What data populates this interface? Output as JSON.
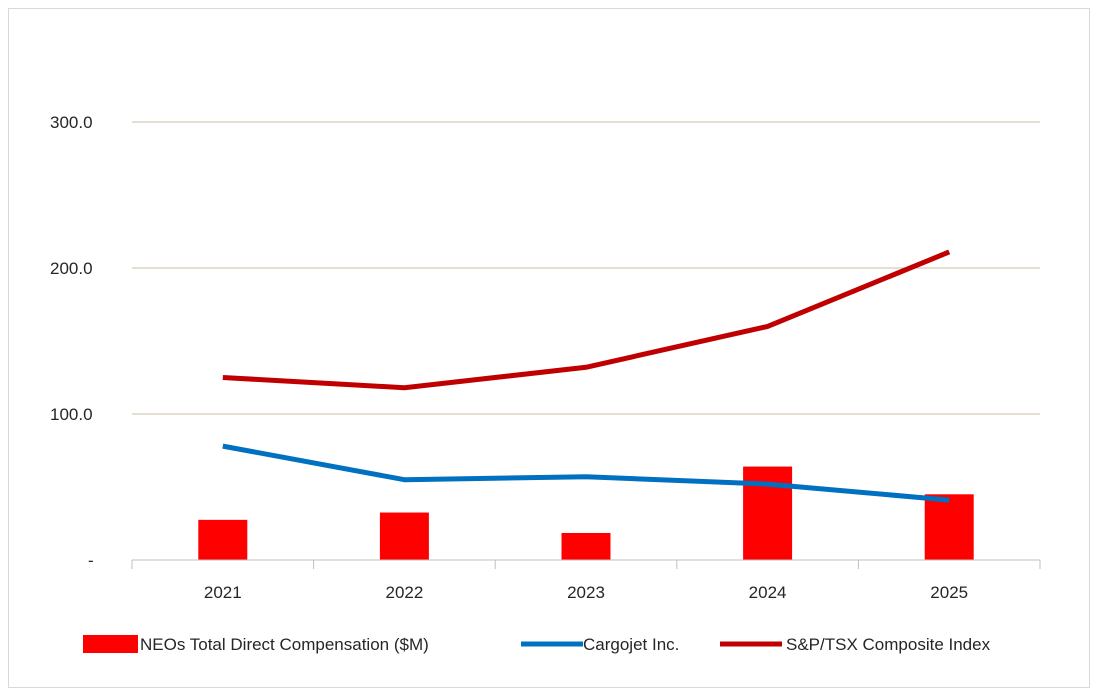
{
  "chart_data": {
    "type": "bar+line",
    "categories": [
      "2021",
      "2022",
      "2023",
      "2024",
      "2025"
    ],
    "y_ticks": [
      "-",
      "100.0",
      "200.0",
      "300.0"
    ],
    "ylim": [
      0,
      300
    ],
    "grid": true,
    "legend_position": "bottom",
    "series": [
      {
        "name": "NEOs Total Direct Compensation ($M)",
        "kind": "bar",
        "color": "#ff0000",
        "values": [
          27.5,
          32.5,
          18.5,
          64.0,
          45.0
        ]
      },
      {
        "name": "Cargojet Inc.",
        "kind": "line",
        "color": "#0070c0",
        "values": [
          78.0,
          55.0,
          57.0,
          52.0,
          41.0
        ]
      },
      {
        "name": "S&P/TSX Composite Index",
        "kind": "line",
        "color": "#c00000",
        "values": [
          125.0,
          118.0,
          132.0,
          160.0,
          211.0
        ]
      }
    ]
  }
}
━━━━━━━━━━━━━━━━
[DIRECTIONS] Retype each record exactly as it stands, but do not include the pictures.

[EXERCISE RESULT]
What data populates this interface? Output as JSON.
{
  "chart_data": {
    "type": "bar+line",
    "categories": [
      "2021",
      "2022",
      "2023",
      "2024",
      "2025"
    ],
    "y_ticks": [
      "-",
      "100.0",
      "200.0",
      "300.0"
    ],
    "ylim": [
      0,
      300
    ],
    "grid": true,
    "legend_position": "bottom",
    "series": [
      {
        "name": "NEOs Total Direct Compensation ($M)",
        "kind": "bar",
        "color": "#ff0000",
        "values": [
          27.5,
          32.5,
          18.5,
          64.0,
          45.0
        ]
      },
      {
        "name": "Cargojet Inc.",
        "kind": "line",
        "color": "#0070c0",
        "values": [
          78.0,
          55.0,
          57.0,
          52.0,
          41.0
        ]
      },
      {
        "name": "S&P/TSX Composite Index",
        "kind": "line",
        "color": "#c00000",
        "values": [
          125.0,
          118.0,
          132.0,
          160.0,
          211.0
        ]
      }
    ]
  }
}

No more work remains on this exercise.